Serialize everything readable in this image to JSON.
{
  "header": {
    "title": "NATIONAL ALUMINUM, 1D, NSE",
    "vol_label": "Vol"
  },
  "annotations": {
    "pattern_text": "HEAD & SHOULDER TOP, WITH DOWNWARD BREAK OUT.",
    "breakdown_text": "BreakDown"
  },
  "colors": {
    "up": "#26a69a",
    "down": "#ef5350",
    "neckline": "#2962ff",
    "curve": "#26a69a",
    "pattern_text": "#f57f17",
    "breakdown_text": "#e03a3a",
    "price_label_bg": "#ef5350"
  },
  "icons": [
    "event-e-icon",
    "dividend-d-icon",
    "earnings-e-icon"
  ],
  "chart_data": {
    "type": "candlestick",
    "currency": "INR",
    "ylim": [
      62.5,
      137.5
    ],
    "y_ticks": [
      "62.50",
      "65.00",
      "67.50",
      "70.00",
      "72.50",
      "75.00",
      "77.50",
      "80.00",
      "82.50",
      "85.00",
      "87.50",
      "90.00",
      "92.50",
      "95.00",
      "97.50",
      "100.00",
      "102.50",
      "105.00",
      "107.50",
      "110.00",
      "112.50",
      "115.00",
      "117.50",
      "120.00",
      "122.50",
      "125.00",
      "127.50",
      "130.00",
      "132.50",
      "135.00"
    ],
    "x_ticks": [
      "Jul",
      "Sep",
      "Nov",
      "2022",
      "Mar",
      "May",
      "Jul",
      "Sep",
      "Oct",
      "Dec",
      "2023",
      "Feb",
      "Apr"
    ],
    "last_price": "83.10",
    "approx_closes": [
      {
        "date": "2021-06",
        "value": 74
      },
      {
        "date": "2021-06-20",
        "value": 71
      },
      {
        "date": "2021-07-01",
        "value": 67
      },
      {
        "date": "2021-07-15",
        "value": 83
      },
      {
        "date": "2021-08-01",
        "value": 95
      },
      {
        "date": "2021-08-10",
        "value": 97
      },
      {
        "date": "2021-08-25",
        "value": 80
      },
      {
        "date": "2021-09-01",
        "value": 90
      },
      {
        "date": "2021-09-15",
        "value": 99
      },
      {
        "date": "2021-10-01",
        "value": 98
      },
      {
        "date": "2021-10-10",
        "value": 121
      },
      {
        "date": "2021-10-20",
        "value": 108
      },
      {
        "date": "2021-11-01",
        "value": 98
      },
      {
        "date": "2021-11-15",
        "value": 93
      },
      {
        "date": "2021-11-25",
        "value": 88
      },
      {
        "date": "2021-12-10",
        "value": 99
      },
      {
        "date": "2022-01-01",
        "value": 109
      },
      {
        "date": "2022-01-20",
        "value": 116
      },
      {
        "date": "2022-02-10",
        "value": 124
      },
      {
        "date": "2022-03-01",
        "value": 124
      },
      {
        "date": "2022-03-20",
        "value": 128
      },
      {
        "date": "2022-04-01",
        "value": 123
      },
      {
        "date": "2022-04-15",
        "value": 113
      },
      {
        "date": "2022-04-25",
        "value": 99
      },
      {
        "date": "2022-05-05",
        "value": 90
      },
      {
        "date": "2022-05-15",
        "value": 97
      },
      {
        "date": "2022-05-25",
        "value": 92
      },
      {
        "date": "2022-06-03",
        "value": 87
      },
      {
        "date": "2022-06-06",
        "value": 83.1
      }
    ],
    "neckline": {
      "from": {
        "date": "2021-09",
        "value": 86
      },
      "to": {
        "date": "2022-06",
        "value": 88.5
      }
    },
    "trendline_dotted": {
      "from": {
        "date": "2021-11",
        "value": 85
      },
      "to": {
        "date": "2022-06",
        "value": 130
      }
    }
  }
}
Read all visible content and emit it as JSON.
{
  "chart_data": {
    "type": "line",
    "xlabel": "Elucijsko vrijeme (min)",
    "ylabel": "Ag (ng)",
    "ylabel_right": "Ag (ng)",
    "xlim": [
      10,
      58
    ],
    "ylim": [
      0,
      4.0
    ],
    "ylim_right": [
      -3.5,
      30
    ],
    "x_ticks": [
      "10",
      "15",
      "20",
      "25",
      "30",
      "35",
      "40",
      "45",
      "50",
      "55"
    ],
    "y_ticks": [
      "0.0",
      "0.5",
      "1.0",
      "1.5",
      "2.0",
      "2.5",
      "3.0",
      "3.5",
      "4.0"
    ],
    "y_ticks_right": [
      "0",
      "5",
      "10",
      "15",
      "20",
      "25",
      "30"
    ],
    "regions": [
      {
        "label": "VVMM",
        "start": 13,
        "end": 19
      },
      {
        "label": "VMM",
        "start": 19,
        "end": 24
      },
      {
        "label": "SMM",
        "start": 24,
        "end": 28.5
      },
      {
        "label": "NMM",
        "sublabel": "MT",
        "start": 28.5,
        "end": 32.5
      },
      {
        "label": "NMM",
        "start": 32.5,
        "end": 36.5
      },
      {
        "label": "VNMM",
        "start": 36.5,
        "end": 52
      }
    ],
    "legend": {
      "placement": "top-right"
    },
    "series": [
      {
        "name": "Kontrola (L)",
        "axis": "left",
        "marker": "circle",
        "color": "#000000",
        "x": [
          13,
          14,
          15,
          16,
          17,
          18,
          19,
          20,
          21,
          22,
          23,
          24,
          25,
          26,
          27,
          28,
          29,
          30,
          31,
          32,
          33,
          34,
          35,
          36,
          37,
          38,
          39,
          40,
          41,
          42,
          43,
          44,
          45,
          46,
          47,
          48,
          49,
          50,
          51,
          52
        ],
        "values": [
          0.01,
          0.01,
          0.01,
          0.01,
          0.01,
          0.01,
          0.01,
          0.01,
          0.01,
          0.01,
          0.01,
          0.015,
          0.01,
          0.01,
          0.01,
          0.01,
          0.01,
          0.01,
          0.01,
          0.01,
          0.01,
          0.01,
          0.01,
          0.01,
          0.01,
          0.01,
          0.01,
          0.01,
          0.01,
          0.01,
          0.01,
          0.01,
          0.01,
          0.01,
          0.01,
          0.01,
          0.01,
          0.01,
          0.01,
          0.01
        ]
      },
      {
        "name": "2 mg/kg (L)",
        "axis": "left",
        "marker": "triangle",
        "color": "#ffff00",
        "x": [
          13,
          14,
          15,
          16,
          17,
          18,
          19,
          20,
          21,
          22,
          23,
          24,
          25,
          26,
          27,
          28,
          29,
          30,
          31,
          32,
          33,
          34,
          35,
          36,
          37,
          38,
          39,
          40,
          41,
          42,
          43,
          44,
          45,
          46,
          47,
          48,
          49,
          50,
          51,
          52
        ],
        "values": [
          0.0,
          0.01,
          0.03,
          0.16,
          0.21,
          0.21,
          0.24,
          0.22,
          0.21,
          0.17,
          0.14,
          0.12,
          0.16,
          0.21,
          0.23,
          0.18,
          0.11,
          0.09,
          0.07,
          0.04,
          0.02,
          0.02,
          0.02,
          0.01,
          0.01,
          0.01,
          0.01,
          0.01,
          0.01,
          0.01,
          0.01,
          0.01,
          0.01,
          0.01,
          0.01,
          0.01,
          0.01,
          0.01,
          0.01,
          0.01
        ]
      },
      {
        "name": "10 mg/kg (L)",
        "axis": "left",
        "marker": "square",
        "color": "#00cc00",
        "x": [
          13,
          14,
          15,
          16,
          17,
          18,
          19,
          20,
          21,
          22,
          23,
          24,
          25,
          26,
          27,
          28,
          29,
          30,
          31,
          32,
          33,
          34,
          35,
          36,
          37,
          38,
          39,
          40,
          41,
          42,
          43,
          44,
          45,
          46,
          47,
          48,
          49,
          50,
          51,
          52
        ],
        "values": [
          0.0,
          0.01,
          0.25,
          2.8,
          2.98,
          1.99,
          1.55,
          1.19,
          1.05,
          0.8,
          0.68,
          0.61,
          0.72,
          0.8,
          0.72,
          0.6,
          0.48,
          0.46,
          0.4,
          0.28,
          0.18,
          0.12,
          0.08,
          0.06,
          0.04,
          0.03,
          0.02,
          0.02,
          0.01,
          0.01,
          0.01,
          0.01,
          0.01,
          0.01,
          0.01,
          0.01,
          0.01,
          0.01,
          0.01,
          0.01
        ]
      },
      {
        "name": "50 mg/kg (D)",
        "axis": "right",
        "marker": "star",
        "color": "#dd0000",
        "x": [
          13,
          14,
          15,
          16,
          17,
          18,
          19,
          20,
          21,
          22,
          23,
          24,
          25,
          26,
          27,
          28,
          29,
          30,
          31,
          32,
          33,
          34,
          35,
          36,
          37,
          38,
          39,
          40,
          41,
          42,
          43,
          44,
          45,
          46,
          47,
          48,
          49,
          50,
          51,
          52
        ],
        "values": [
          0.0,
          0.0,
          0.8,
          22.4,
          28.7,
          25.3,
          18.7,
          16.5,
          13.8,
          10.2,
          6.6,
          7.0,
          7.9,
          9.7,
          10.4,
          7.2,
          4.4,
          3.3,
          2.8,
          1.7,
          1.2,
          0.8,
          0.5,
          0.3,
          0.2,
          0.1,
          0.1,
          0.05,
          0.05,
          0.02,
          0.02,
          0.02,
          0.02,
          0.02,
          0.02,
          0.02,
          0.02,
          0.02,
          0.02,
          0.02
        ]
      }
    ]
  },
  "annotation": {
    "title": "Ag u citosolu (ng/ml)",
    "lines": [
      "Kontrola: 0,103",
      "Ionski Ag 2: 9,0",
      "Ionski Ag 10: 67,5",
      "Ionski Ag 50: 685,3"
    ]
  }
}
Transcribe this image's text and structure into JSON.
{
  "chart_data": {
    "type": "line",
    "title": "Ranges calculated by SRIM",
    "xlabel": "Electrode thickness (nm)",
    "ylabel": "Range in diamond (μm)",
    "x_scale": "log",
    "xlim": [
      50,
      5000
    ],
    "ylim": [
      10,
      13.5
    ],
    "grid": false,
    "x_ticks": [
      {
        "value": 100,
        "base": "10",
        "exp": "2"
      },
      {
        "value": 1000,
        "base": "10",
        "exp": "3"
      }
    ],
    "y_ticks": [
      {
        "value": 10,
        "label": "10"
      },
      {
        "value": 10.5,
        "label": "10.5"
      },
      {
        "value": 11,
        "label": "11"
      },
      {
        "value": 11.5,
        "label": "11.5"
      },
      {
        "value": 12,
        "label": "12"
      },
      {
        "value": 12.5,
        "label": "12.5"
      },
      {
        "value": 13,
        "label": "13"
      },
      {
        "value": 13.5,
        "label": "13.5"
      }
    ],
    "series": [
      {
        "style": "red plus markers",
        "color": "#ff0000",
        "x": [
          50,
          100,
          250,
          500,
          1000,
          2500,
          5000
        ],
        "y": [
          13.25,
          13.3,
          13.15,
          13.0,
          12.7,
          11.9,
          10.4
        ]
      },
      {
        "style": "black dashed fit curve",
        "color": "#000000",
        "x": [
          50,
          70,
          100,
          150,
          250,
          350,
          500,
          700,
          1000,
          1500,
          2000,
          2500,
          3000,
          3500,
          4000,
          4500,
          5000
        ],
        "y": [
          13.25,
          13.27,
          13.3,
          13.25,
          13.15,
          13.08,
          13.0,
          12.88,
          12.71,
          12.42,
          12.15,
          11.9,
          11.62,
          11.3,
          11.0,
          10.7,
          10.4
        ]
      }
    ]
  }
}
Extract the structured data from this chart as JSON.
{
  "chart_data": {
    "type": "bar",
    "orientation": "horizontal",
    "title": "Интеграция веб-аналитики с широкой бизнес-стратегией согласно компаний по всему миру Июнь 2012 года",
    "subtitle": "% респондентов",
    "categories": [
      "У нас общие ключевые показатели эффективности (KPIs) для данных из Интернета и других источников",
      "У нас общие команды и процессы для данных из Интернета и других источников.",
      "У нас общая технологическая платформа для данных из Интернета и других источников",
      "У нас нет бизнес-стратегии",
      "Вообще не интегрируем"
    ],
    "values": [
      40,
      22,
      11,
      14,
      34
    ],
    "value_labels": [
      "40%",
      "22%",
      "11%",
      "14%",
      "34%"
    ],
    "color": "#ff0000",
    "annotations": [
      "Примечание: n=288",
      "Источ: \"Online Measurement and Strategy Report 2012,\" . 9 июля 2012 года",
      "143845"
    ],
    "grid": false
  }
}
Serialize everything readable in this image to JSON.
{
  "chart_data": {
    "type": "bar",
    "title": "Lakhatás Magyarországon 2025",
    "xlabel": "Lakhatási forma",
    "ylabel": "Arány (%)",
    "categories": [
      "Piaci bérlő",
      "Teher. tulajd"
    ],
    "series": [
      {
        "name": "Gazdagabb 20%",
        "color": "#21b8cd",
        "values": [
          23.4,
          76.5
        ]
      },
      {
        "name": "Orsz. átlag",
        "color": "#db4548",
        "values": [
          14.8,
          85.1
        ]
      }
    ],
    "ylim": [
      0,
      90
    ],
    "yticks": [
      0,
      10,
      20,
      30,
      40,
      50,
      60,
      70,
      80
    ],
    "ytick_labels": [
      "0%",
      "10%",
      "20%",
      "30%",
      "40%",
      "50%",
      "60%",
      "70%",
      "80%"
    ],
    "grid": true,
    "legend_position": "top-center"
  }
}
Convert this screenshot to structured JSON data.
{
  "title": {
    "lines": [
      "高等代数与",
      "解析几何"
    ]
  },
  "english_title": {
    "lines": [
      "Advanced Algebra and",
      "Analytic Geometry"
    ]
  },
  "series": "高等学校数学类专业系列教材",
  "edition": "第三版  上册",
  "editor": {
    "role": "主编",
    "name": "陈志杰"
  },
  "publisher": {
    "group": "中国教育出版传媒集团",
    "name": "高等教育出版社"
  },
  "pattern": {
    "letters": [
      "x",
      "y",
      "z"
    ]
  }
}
┄┄┄┄┄┄┄┄┄┄┄┄┄┄┄┄┄┄┄┄
Work instructions => Where a line in the material above holds "источников", copy that line.

Task solution =>
      "У нас общие ключевые показатели эффективности (KPIs) для данных из Интернета и других источников",
      "У нас общие команды и процессы для данных из Интернета и других источников.",
      "У нас общая технологическая платформа для данных из Интернета и других источников",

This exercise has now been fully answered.